> Working data:
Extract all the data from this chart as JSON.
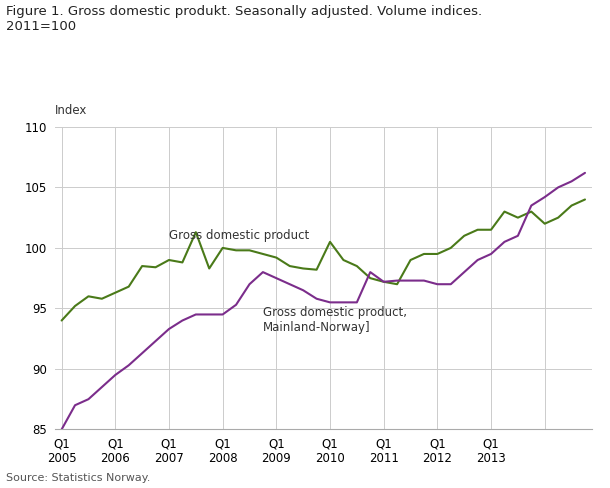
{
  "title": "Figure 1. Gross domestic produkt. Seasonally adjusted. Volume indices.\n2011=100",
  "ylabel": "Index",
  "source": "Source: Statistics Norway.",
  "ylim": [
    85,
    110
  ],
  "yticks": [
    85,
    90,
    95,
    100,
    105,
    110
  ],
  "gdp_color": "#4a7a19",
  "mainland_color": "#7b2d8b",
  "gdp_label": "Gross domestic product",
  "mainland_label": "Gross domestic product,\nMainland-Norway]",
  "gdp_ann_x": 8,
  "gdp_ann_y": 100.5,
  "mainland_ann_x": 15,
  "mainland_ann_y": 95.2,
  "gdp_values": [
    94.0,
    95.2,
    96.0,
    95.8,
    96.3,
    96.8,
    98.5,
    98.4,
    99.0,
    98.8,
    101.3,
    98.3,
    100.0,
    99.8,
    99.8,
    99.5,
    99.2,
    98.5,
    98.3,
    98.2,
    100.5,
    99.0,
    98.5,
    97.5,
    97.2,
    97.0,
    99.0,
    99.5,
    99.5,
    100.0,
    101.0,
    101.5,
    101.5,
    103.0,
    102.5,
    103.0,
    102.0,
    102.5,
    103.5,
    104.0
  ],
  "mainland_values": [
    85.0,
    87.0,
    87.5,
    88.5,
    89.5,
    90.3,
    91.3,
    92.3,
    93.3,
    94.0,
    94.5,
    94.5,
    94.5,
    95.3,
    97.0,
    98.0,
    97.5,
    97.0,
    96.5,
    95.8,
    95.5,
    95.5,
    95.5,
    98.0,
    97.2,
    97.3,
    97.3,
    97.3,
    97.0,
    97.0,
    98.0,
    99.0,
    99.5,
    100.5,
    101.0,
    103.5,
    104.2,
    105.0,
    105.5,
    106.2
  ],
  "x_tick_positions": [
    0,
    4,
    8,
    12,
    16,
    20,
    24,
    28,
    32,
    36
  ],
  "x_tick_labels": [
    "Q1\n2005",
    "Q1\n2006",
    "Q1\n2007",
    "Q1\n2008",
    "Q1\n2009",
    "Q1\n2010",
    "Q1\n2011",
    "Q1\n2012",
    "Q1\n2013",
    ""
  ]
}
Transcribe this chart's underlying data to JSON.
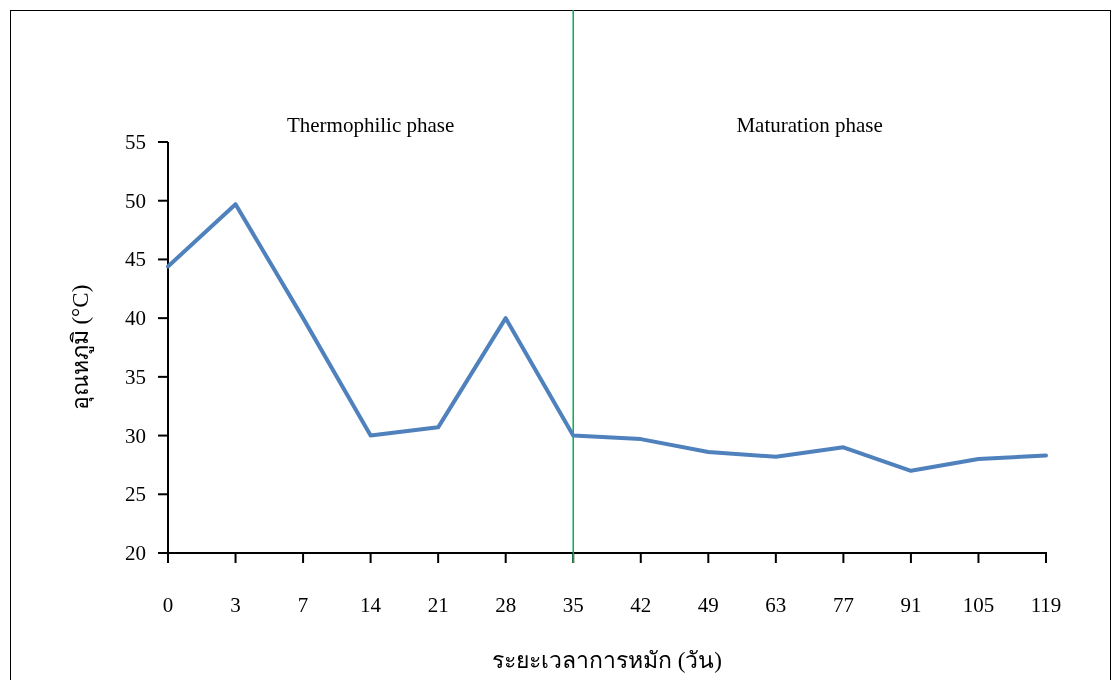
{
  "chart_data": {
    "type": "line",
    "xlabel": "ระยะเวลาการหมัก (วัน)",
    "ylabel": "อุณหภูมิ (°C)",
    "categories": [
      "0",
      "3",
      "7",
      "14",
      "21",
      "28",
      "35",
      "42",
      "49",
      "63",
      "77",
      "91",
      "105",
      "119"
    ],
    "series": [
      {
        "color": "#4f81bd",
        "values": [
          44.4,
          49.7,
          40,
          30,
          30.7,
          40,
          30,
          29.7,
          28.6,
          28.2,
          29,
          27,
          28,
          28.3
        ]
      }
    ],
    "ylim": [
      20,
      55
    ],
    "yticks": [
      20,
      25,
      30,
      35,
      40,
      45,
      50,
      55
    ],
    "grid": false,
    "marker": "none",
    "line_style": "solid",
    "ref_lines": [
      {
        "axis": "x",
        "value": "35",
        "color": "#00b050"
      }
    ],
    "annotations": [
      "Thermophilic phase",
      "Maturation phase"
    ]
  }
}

--

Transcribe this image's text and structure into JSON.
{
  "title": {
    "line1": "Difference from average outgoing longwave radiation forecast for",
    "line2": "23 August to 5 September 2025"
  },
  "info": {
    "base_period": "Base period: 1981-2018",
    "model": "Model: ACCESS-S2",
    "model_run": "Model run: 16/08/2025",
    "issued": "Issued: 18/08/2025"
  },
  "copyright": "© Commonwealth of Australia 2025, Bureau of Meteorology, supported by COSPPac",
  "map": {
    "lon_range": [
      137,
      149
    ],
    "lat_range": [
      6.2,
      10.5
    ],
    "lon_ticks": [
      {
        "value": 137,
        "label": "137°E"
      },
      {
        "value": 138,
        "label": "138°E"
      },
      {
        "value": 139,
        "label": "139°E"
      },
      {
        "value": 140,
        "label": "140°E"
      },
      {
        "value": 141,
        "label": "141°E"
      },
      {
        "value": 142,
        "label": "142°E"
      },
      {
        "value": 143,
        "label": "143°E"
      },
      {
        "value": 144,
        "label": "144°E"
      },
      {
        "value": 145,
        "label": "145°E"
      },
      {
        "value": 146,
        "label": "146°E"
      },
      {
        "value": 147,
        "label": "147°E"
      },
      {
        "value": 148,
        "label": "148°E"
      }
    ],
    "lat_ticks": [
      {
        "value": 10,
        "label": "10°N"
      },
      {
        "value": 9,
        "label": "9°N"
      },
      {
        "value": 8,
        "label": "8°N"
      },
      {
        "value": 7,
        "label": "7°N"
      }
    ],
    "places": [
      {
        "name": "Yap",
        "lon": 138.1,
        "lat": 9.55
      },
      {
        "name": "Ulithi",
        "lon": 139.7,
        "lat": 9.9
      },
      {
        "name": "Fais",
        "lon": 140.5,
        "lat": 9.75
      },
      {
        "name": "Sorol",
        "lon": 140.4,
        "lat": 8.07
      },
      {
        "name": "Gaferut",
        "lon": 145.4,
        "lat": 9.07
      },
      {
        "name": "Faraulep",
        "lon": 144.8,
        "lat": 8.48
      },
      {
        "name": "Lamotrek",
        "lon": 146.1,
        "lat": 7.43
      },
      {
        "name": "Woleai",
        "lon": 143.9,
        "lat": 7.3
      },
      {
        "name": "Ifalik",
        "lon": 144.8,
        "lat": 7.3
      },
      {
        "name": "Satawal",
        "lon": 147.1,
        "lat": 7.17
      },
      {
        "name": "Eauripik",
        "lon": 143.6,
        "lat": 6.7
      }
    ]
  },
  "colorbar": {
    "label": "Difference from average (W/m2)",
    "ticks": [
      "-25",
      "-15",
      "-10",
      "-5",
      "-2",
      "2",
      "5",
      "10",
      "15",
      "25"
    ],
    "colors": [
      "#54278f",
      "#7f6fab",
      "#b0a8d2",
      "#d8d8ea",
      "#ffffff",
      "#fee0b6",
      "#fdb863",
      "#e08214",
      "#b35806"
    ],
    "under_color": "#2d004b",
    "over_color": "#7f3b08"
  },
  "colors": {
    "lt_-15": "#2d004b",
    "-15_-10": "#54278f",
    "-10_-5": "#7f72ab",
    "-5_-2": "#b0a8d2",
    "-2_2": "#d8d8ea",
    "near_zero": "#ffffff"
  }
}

> Task directions:
Gather all the lines that include the word "from" and copy them out.

> Exercise response:
Extract all the data from this chart as JSON.
    "line1": "Difference from average outgoing longwave radiation forecast for",
    "label": "Difference from average (W/m2)",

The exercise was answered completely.